§ **Text shown**

Member Voice - Holly Bowman, Pen Green

Teacher retention has become one of the most pressing concerns in English education. National Education Union data indicates that 44% of teachers intend to leave the profession by 2027, while evidence from Gibson and Carroll (2021) shows rising levels of anxiety, depression and burnout across the workforce. These challenges intensify in early career teachers, whose identities and professional belief systems are still forming. For those preparing to teach children aged 3-7, the emotional landscape is particularly charged: early years and early primary teachers work in deeply relational environments where nurturing, advocacy, and safeguarding sit alongside academic expectations and accountability.

My recent master’s dissertation, exploring whether children remain at the heart of school practices within the current education system, revealed that emotional labour (how we manage our own feelings to meet the requirements or our jobs) is an underacknowledged yet fundamental dimension of teaching. Through interviews, focus groups, observations, and reflective journalling, powerful patterns emerged: teachers who are dedicated, value-driven and passionate also carry heavy psychological burdens that impact their wellbeing, confidence and capacity to sustain long careers.

For programmes like the PGCE, SCITT and Apprenticeship routes, the implications are clear. If we are to develop a stable and resilient teaching workforce, emotional labour must be recognised, normalised, and explicitly taught, not simply as an occupational pitfall, but as a professional competency requiring skill, reflective supervision and space to think.


The Emotional Landscape: What the Research Reveals 

Teachers in my study consistently articulated feelings of compromise, guilt, self-doubt and fear of inadequacy. Despite working in a school with strong, supportive leadership, participants, particularly women, described “being pulled in two directions”, “constantly juggling”, or “feeling compromised all the time.” Such emotions were not isolated incidents but recurring themes that shaped their everyday experiences.

§ **Dataset extract**
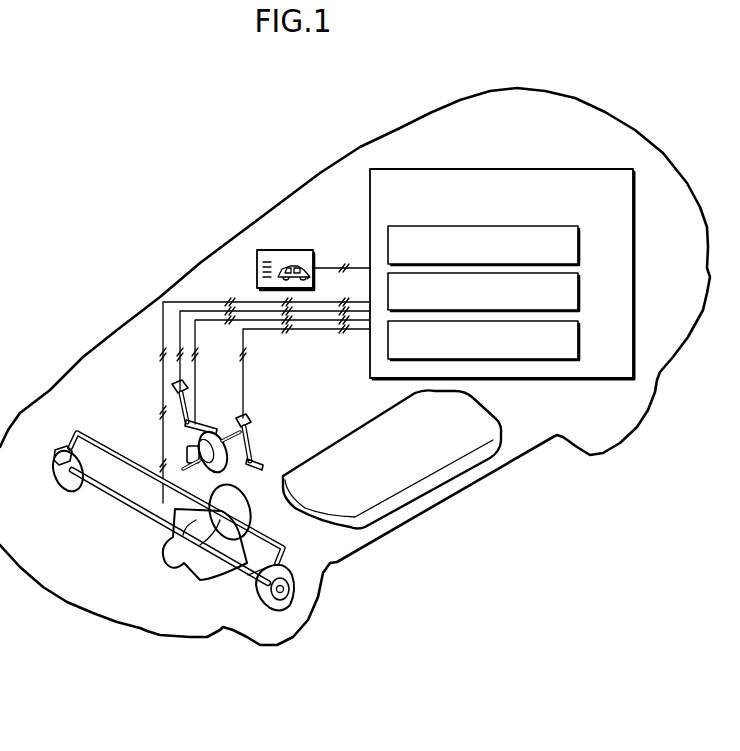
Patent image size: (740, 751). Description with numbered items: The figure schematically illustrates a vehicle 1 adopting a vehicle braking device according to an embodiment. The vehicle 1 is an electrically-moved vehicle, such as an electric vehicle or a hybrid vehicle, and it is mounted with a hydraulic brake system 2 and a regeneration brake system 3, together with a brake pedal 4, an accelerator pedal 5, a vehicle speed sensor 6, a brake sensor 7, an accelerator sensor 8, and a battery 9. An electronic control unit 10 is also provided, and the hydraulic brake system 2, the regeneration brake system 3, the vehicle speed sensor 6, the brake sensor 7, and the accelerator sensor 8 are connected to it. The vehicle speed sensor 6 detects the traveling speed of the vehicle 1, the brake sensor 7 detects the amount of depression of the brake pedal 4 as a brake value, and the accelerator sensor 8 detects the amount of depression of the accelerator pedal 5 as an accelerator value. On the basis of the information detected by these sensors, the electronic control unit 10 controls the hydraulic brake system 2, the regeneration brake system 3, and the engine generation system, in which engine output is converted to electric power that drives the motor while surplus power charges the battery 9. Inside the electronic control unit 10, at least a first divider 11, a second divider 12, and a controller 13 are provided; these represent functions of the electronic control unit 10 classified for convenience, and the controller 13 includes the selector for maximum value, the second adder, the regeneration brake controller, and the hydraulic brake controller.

§ **Brief A**
Do the following statements agree with the article on teacher retention above? Answer yes or no for each, and quote the words from the article that decide it.
(i) National Education Union data indicates that 44% of teachers intend to leave the profession by 2027.
(ii) The teachers in the study worked in a school with weak leadership.
(iii) The dissertation research relied on surveys.
§ **Brief B**
Please answer these questions using the article on teacher retention, one line each.
(i) What age range of children is mentioned for those preparing to teach?
(ii) What level of degree was the dissertation written for?
(iii) Which three training routes are named?
§ **Brief C**
Carry on the article on teacher retention from its last sentence.

§ **Result A**
(i) Yes: "National Education Union data indicates that 44% of teachers intend to leave the profession by 2027"
(ii) No: "Despite working in a school with strong, supportive leadership"
(iii) No: "Through interviews, focus groups, observations, and reflective journalling"

§ **Result B**
(i) Children aged 3-7.
(ii) A master's degree.
(iii) PGCE, SCITT and Apprenticeship.

§ **Result C**
This aligns with Brené Brown’s (2021) framing of vulnerability as “uncertainty, risk and emotional exposure”. Far from being a weakness, vulnerability is an accurate signal of the psychological terrain teachers inhabit daily. They manage children’s wellbeing, behaviour, learning, trauma, parental anxieties, inspection pressures and curriculum demands; all while striving to uphold personal values and professional standards. Brown’s concept of “positive intent”, where leaders assume colleagues are doing the best they can under difficult conditions, is vital; yet my findings suggest teachers rarely offer themselves that same grace.

A deeper risk identified in my research is projection. Drawing on Freud’s (1923) theory, projection occurs when uncomfortable emotions are unconsciously transferred to others. In schools, this can ripple through leadership teams, teachers and ultimately children. When teachers experience chronic anxiety, self-doubt or exhaustion, these emotions can shape interactions, learning climates, and children’s own self-belief as learners. The emotional wellbeing of adults is not an add-on to pedagogy, it runs seamlessly together and is Isomorphic, how teachers feel impacts children and visa-versa.


The Cost of Self-Sacrifice

One of the most striking findings was the extent of teachers’ self-sacrifice. Participants frequently prioritised children above their own boundaries, health or family life. As one teacher reflected, “I end up working at the weekend when I should be with my family.” Another shared the emotional cost of constant cognitive load: “Sometimes you worry you are not doing the job to the best of your ability.”

Duffy et al. (2011) warn that while altruism is a hallmark of caring professions, unchecked self-sacrifice can lead to burnout, exploitation and workaholism. In early years and primary contexts, where relationships, care and nurture are central, this risk is amplified.

Traditional narratives in teaching have long valorised self-sacrifice. The “hero teacher” paradigm, implicitly celebrated in many school cultures, encourages staff to work beyond what is sustainable or healthy. However, as my research demonstrates, emotional exhaustion is not evidence of professional commitment; it is evidence of a system that undervalues the emotional support needed for teachers to be the best they can be.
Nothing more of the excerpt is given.